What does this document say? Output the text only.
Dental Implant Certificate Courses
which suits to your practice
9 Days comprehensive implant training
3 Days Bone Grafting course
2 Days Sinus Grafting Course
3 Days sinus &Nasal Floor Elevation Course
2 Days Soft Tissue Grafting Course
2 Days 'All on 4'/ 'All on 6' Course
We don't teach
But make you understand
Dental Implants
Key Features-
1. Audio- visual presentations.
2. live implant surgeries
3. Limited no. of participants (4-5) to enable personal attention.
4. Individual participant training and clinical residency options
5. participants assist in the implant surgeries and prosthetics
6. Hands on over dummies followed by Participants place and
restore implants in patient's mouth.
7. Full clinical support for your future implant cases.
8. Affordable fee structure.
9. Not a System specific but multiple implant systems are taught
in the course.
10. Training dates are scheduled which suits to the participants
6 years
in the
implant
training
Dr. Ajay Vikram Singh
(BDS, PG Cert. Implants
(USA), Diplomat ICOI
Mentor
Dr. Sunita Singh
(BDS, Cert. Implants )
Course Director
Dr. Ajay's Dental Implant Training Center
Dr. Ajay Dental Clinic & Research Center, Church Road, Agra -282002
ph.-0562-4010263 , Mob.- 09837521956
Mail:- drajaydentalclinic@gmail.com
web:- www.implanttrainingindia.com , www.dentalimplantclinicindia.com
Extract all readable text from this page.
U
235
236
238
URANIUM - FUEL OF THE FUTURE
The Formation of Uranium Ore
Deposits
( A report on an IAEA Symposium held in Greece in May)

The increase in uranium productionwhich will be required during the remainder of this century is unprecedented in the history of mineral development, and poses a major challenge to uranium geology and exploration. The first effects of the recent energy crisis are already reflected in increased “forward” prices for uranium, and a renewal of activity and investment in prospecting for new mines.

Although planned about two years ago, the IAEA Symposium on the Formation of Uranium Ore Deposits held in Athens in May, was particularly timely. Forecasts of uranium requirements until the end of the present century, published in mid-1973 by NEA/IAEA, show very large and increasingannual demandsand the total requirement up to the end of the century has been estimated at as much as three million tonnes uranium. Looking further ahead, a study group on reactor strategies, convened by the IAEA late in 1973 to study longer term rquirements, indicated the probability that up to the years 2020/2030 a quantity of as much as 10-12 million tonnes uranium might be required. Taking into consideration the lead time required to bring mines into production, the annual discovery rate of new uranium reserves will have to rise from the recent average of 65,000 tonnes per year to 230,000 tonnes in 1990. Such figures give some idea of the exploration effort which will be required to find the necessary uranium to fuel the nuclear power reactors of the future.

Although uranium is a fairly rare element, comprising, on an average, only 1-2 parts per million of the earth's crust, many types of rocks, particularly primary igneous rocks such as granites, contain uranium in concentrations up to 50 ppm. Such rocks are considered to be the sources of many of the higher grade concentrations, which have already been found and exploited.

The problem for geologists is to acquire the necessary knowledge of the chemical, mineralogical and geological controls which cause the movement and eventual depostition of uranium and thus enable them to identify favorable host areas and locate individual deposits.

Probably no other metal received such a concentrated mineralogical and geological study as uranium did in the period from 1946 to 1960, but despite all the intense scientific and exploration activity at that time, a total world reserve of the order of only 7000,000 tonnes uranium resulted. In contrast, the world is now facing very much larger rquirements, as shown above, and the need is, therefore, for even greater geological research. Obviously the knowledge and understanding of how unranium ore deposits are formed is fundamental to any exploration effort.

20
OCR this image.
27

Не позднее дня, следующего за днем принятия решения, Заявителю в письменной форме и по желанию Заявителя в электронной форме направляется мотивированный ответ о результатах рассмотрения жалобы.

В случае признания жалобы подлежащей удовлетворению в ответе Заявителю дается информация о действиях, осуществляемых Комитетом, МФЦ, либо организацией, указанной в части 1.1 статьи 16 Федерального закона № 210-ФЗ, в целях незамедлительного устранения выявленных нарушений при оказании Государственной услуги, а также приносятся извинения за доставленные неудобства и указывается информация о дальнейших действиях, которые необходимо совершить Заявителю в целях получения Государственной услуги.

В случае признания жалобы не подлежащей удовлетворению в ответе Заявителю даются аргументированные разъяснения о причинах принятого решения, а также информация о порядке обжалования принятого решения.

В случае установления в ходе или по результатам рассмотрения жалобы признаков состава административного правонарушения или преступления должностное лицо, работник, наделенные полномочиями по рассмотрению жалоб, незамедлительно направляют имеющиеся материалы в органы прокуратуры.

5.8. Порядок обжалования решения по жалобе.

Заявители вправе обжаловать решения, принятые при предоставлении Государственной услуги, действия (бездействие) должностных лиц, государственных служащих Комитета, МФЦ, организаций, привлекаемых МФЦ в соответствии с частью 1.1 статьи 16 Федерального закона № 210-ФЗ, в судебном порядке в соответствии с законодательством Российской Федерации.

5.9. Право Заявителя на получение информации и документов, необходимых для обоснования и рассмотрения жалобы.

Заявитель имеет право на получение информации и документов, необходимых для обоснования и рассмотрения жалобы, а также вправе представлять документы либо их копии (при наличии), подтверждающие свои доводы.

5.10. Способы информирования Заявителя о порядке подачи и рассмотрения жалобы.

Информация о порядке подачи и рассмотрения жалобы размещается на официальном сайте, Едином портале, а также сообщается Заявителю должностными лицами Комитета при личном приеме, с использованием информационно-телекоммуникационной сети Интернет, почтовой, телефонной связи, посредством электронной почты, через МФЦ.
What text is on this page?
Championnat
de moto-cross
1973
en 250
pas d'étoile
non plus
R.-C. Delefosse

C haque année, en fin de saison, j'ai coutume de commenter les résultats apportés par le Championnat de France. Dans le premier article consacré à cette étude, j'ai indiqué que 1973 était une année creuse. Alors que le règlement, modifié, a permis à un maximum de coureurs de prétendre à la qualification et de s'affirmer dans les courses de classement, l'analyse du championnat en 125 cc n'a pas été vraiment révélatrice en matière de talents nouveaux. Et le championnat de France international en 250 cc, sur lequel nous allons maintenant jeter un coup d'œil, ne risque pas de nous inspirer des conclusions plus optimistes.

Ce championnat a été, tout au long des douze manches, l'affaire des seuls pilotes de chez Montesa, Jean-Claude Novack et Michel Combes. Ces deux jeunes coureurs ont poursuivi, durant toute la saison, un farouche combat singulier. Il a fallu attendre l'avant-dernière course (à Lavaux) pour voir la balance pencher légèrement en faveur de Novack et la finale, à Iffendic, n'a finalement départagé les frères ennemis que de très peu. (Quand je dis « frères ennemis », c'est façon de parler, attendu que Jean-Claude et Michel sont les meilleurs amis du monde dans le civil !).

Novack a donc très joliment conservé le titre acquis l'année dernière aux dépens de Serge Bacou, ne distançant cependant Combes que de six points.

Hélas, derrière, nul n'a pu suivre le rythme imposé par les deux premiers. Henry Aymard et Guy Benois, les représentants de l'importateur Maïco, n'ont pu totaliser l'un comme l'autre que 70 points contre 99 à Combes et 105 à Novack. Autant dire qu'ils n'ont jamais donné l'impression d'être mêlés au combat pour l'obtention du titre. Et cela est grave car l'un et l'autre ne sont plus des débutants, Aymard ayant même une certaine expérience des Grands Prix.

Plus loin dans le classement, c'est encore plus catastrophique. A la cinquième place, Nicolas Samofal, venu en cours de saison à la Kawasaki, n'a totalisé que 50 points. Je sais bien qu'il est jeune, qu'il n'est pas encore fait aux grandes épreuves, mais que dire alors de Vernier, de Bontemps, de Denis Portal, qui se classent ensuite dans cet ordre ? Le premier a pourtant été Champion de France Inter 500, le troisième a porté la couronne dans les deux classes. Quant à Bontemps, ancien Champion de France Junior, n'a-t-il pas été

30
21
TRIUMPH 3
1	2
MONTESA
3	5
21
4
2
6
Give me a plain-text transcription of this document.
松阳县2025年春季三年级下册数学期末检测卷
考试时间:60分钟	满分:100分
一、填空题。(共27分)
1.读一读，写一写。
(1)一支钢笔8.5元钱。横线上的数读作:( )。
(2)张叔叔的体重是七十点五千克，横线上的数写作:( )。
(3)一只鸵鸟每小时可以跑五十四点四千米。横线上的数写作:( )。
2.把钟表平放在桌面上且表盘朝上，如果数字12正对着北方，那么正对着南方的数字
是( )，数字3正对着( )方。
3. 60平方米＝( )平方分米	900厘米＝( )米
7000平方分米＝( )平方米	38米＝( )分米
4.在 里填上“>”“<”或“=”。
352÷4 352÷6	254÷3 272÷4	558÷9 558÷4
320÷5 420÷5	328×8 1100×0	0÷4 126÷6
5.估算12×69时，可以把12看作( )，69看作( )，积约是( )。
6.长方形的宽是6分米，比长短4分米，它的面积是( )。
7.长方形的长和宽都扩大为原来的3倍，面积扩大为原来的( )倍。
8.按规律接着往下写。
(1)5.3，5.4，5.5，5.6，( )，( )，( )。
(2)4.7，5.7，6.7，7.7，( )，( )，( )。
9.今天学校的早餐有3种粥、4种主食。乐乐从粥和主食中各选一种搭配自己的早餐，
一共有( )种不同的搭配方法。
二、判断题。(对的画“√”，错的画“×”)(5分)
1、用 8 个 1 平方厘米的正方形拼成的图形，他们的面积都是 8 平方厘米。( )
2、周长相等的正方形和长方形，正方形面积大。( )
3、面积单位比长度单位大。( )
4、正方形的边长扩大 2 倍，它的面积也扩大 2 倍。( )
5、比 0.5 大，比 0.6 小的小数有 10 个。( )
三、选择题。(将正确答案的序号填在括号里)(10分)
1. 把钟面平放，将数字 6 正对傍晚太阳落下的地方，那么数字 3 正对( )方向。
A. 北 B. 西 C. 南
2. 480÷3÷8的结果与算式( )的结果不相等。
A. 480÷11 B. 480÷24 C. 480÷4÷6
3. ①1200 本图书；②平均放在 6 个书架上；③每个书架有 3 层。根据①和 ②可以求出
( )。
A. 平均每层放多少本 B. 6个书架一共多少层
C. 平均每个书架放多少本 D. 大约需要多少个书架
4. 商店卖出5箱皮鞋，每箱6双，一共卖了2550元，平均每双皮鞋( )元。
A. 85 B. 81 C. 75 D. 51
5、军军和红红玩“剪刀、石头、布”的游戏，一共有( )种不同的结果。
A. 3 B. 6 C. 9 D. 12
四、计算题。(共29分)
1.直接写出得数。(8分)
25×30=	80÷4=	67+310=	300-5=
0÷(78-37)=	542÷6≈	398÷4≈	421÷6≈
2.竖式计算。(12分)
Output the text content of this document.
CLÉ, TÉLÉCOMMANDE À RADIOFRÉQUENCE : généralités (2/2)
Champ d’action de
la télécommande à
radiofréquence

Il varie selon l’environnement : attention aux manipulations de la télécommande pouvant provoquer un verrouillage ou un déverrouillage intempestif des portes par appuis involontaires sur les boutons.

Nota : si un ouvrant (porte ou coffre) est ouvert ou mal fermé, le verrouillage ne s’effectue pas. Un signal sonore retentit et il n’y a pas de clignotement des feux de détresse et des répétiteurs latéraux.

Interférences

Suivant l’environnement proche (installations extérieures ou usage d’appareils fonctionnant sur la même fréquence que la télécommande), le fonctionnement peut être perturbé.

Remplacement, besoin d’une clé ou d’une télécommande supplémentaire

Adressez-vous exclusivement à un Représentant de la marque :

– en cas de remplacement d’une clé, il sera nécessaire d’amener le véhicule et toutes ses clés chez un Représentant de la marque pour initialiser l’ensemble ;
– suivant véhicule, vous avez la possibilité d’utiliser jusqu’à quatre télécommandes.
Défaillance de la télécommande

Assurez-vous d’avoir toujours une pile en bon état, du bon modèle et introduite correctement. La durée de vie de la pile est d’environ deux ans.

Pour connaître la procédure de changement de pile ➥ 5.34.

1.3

● ● ● ● ● ● ●

Given request: Your task is to write out the lines from the one with "Output the text content of this document." through the end of the records, exactly and with nothing added.

Exercise result:
Output the text content of this document.
CLÉ, TÉLÉCOMMANDE À RADIOFRÉQUENCE : généralités (2/2)
Champ d’action de
la télécommande à
radiofréquence

Il varie selon l’environnement : attention aux manipulations de la télécommande pouvant provoquer un verrouillage ou un déverrouillage intempestif des portes par appuis involontaires sur les boutons.

Nota : si un ouvrant (porte ou coffre) est ouvert ou mal fermé, le verrouillage ne s’effectue pas. Un signal sonore retentit et il n’y a pas de clignotement des feux de détresse et des répétiteurs latéraux.

Interférences

Suivant l’environnement proche (installations extérieures ou usage d’appareils fonctionnant sur la même fréquence que la télécommande), le fonctionnement peut être perturbé.

Remplacement, besoin d’une clé ou d’une télécommande supplémentaire

Adressez-vous exclusivement à un Représentant de la marque :

– en cas de remplacement d’une clé, il sera nécessaire d’amener le véhicule et toutes ses clés chez un Représentant de la marque pour initialiser l’ensemble ;
– suivant véhicule, vous avez la possibilité d’utiliser jusqu’à quatre télécommandes.
Défaillance de la télécommande

Assurez-vous d’avoir toujours une pile en bon état, du bon modèle et introduite correctement. La durée de vie de la pile est d’environ deux ans.

Pour connaître la procédure de changement de pile ➥ 5.34.

1.3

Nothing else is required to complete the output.